## EXERCISE AIM
Search the data for the string "title" and extract every line where it appears.

## GIVEN DATA
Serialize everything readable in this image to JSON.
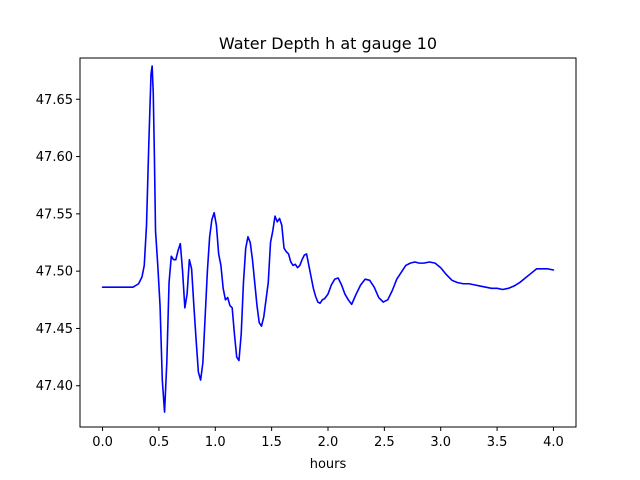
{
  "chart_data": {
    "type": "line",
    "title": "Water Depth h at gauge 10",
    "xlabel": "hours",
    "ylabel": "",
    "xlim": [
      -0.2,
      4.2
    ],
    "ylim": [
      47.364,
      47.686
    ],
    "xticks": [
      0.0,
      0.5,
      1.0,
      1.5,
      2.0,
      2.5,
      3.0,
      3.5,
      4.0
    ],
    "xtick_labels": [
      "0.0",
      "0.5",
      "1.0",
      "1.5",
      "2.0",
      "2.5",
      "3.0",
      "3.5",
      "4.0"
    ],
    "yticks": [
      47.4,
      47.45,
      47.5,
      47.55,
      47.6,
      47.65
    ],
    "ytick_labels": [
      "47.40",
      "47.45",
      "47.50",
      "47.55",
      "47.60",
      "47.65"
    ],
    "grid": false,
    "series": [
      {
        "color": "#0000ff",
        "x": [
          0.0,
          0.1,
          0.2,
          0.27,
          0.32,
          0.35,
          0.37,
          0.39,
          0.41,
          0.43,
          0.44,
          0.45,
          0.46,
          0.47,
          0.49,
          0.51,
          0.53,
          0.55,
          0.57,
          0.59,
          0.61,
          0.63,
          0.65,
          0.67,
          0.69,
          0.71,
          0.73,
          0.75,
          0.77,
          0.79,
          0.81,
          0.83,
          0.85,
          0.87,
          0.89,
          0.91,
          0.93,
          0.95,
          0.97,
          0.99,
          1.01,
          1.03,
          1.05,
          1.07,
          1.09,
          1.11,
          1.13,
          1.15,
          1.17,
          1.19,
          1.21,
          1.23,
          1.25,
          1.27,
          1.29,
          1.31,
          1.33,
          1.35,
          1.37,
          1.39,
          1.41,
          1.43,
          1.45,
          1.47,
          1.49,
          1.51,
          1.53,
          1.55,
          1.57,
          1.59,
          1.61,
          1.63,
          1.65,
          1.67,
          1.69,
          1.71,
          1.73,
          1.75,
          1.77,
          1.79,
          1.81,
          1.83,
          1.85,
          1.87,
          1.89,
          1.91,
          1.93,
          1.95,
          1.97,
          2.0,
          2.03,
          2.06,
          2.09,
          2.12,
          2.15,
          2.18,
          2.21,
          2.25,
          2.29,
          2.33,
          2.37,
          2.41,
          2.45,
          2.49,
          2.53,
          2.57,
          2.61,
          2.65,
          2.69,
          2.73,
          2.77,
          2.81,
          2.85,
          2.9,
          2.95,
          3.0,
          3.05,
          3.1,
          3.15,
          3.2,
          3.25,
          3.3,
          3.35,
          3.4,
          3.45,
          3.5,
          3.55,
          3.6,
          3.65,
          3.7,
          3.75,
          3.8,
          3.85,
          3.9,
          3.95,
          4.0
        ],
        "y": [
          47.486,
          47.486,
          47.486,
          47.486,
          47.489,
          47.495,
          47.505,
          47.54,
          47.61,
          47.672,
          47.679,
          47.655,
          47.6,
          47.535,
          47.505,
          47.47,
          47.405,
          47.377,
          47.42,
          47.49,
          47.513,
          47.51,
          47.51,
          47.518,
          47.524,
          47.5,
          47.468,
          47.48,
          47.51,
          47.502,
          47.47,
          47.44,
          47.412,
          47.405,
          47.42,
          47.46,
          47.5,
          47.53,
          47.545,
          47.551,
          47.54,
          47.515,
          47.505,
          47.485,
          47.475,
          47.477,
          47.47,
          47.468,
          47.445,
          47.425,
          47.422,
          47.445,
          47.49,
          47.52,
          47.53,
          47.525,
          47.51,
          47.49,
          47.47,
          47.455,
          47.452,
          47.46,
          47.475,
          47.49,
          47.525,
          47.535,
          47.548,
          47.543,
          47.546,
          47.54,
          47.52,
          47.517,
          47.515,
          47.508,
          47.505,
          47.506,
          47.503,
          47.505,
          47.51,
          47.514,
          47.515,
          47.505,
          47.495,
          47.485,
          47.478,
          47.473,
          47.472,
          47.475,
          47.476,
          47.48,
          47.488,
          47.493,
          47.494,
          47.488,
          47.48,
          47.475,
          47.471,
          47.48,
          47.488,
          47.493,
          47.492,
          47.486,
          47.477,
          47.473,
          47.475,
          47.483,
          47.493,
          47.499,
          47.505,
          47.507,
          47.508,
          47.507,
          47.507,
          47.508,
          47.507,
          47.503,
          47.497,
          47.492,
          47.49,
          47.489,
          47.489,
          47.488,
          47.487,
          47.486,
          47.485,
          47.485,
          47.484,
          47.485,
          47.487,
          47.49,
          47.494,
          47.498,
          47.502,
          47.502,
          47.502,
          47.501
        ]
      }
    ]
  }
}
...
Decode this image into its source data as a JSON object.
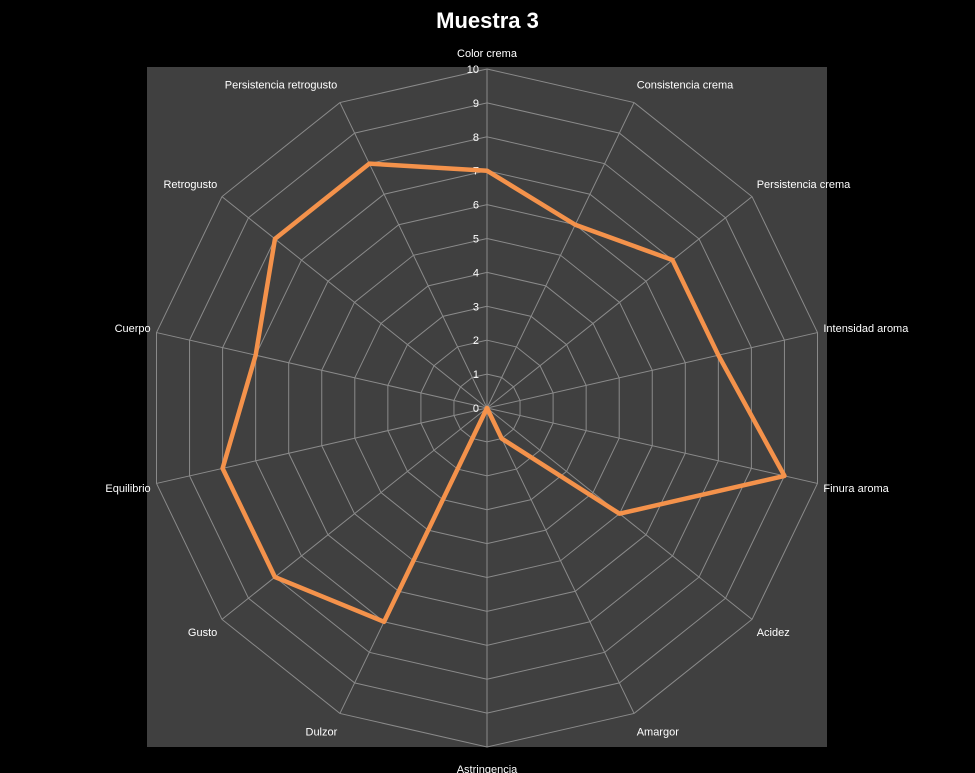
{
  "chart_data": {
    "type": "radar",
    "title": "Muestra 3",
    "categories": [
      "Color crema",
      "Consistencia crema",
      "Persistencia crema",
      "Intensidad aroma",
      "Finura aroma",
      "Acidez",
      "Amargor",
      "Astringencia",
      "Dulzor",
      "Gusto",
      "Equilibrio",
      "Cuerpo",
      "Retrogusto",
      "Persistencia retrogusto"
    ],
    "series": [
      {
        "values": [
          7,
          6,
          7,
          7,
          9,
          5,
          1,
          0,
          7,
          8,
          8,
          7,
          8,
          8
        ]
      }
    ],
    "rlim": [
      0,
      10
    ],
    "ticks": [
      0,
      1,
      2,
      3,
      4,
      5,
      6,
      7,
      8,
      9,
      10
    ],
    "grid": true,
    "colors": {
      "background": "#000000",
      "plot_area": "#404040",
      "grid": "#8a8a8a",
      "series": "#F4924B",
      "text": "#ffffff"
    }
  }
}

## REPLY TO THE TASK
    "title": "Water Depth h at gauge 10",
    "title": "Muestra 3",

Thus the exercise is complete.